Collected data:
___

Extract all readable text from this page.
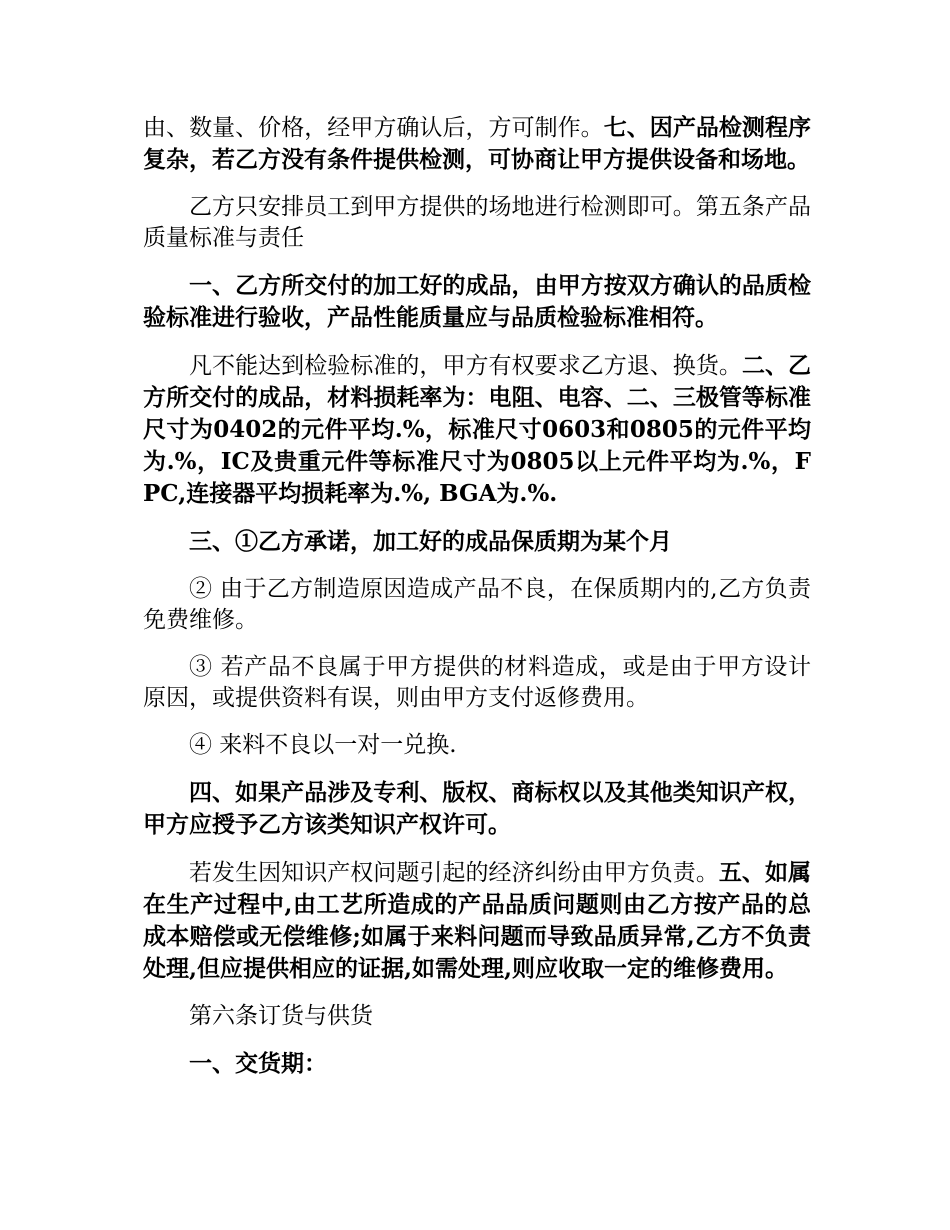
由、数量、价格，经甲方确认后，方可制作。七、因产品检测程序复杂，若乙方没有条件提供检测，可协商让甲方提供设备和场地。

乙方只安排员工到甲方提供的场地进行检测即可。第五条产品质量标准与责任

一、乙方所交付的加工好的成品，由甲方按双方确认的品质检验标准进行验收，产品性能质量应与品质检验标准相符。

凡不能达到检验标准的，甲方有权要求乙方退、换货。二、乙方所交付的成品，材料损耗率为：电阻、电容、二、三极管等标准尺寸为0402的元件平均.%，标准尺寸0603和0805的元件平均为.%，IC及贵重元件等标准尺寸为0805以上元件平均为.%，FPC,连接器平均损耗率为.%, BGA为.%.

三、①乙方承诺，加工好的成品保质期为某个月

② 由于乙方制造原因造成产品不良，在保质期内的,乙方负责免费维修。

③ 若产品不良属于甲方提供的材料造成，或是由于甲方设计原因，或提供资料有误，则由甲方支付返修费用。

④ 来料不良以一对一兑换.

四、如果产品涉及专利、版权、商标权以及其他类知识产权，甲方应授予乙方该类知识产权许可。

若发生因知识产权问题引起的经济纠纷由甲方负责。五、如属在生产过程中,由工艺所造成的产品品质问题则由乙方按产品的总成本赔偿或无偿维修;如属于来料问题而导致品质异常,乙方不负责处理,但应提供相应的证据,如需处理,则应收取一定的维修费用。

第六条订货与供货

一、交货期：
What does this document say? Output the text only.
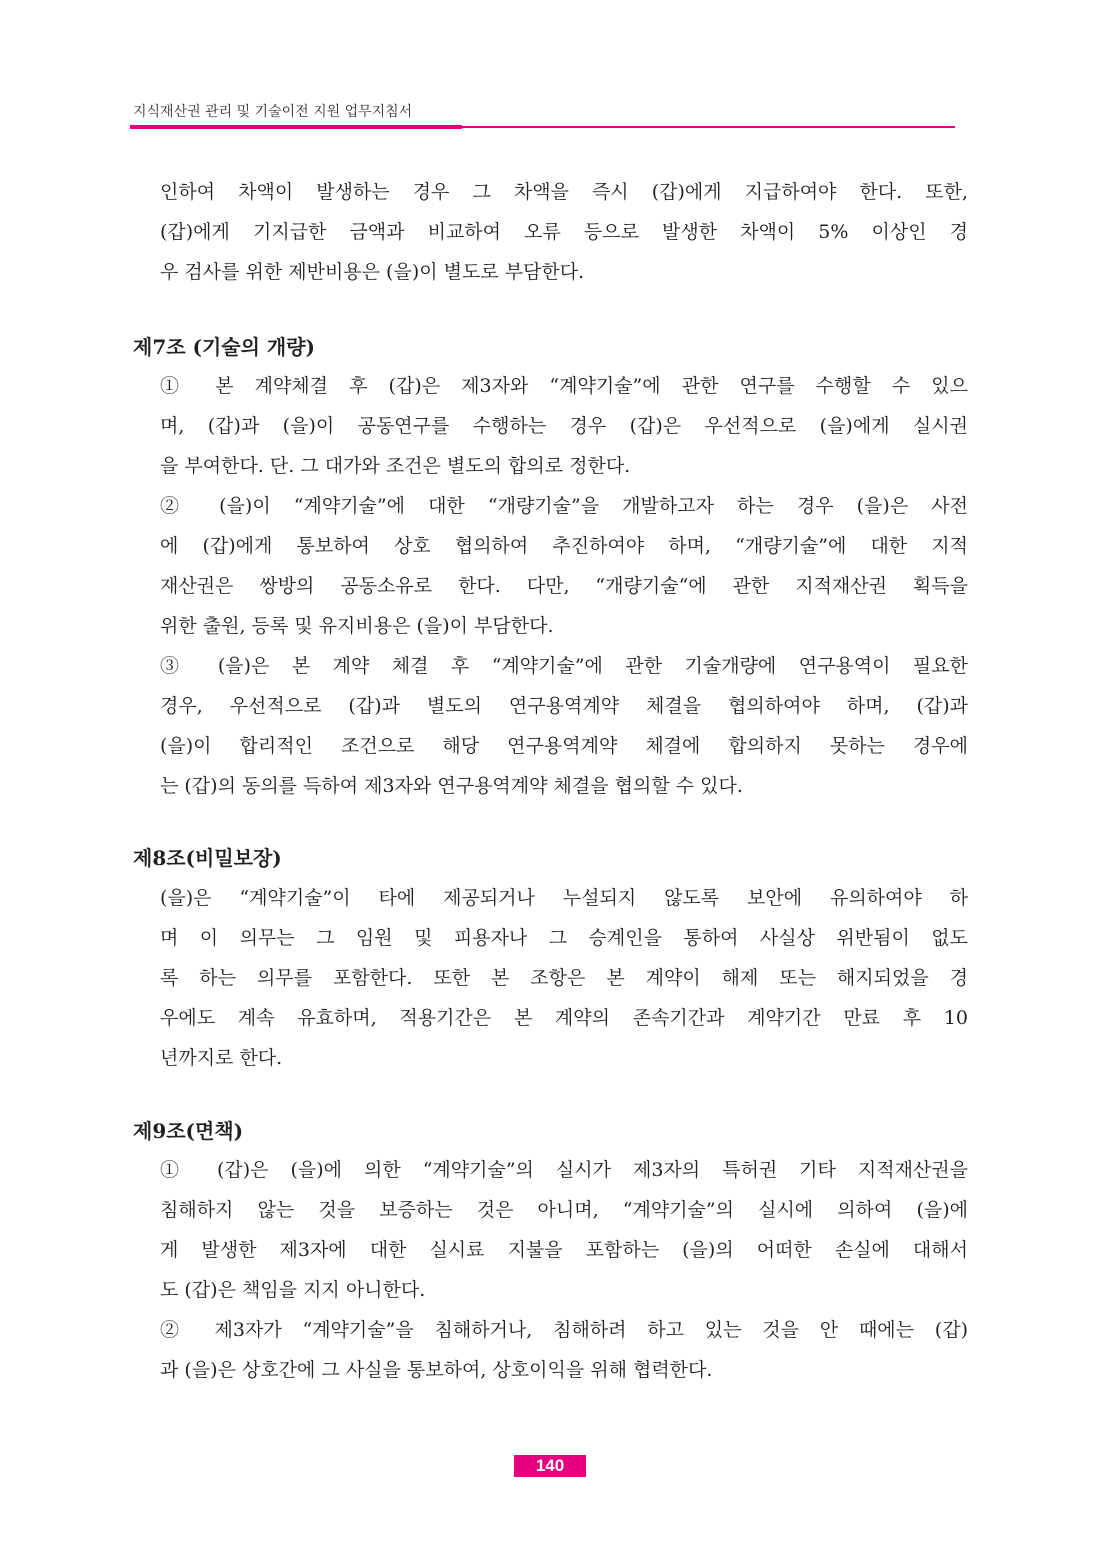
지식재산권 관리 및 기술이전 지원 업무지침서
인하여 차액이 발생하는 경우 그 차액을 즉시 (갑)에게 지급하여야 한다. 또한,
(갑)에게 기지급한 금액과 비교하여 오류 등으로 발생한 차액이 5% 이상인 경
우 검사를 위한 제반비용은 (을)이 별도로 부담한다.
제7조 (기술의 개량)
① 본 계약체결 후 (갑)은 제3자와 “계약기술”에 관한 연구를 수행할 수 있으
며, (갑)과 (을)이 공동연구를 수행하는 경우 (갑)은 우선적으로 (을)에게 실시권
을 부여한다. 단. 그 대가와 조건은 별도의 합의로 정한다.
② (을)이 “계약기술”에 대한 “개량기술”을 개발하고자 하는 경우 (을)은 사전
에 (갑)에게 통보하여 상호 협의하여 추진하여야 하며, “개량기술”에 대한 지적
재산권은 쌍방의 공동소유로 한다. 다만, “개량기술“에 관한 지적재산권 획득을
위한 출원, 등록 및 유지비용은 (을)이 부담한다.
③ (을)은 본 계약 체결 후 “계약기술”에 관한 기술개량에 연구용역이 필요한
경우, 우선적으로 (갑)과 별도의 연구용역계약 체결을 협의하여야 하며, (갑)과
(을)이 합리적인 조건으로 해당 연구용역계약 체결에 합의하지 못하는 경우에
는 (갑)의 동의를 득하여 제3자와 연구용역계약 체결을 협의할 수 있다.
제8조(비밀보장)
(을)은 “계약기술”이 타에 제공되거나 누설되지 않도록 보안에 유의하여야 하
며 이 의무는 그 임원 및 피용자나 그 승계인을 통하여 사실상 위반됨이 없도
록 하는 의무를 포함한다. 또한 본 조항은 본 계약이 해제 또는 해지되었을 경
우에도 계속 유효하며, 적용기간은 본 계약의 존속기간과 계약기간 만료 후 10
년까지로 한다.
제9조(면책)
① (갑)은 (을)에 의한 “계약기술”의 실시가 제3자의 특허권 기타 지적재산권을
침해하지 않는 것을 보증하는 것은 아니며, “계약기술”의 실시에 의하여 (을)에
게 발생한 제3자에 대한 실시료 지불을 포함하는 (을)의 어떠한 손실에 대해서
도 (갑)은 책임을 지지 아니한다.
② 제3자가 “계약기술”을 침해하거나, 침해하려 하고 있는 것을 안 때에는 (갑)
과 (을)은 상호간에 그 사실을 통보하여, 상호이익을 위해 협력한다.
140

___

Locate "What does this" in the entries above. Copy, exactly and only, the lines from that line to the end, leaving out the pictures.

What does this document say? Output the text only.
지식재산권 관리 및 기술이전 지원 업무지침서
인하여 차액이 발생하는 경우 그 차액을 즉시 (갑)에게 지급하여야 한다. 또한,
(갑)에게 기지급한 금액과 비교하여 오류 등으로 발생한 차액이 5% 이상인 경
우 검사를 위한 제반비용은 (을)이 별도로 부담한다.
제7조 (기술의 개량)
① 본 계약체결 후 (갑)은 제3자와 “계약기술”에 관한 연구를 수행할 수 있으
며, (갑)과 (을)이 공동연구를 수행하는 경우 (갑)은 우선적으로 (을)에게 실시권
을 부여한다. 단. 그 대가와 조건은 별도의 합의로 정한다.
② (을)이 “계약기술”에 대한 “개량기술”을 개발하고자 하는 경우 (을)은 사전
에 (갑)에게 통보하여 상호 협의하여 추진하여야 하며, “개량기술”에 대한 지적
재산권은 쌍방의 공동소유로 한다. 다만, “개량기술“에 관한 지적재산권 획득을
위한 출원, 등록 및 유지비용은 (을)이 부담한다.
③ (을)은 본 계약 체결 후 “계약기술”에 관한 기술개량에 연구용역이 필요한
경우, 우선적으로 (갑)과 별도의 연구용역계약 체결을 협의하여야 하며, (갑)과
(을)이 합리적인 조건으로 해당 연구용역계약 체결에 합의하지 못하는 경우에
는 (갑)의 동의를 득하여 제3자와 연구용역계약 체결을 협의할 수 있다.
제8조(비밀보장)
(을)은 “계약기술”이 타에 제공되거나 누설되지 않도록 보안에 유의하여야 하
며 이 의무는 그 임원 및 피용자나 그 승계인을 통하여 사실상 위반됨이 없도
록 하는 의무를 포함한다. 또한 본 조항은 본 계약이 해제 또는 해지되었을 경
우에도 계속 유효하며, 적용기간은 본 계약의 존속기간과 계약기간 만료 후 10
년까지로 한다.
제9조(면책)
① (갑)은 (을)에 의한 “계약기술”의 실시가 제3자의 특허권 기타 지적재산권을
침해하지 않는 것을 보증하는 것은 아니며, “계약기술”의 실시에 의하여 (을)에
게 발생한 제3자에 대한 실시료 지불을 포함하는 (을)의 어떠한 손실에 대해서
도 (갑)은 책임을 지지 아니한다.
② 제3자가 “계약기술”을 침해하거나, 침해하려 하고 있는 것을 안 때에는 (갑)
과 (을)은 상호간에 그 사실을 통보하여, 상호이익을 위해 협력한다.
140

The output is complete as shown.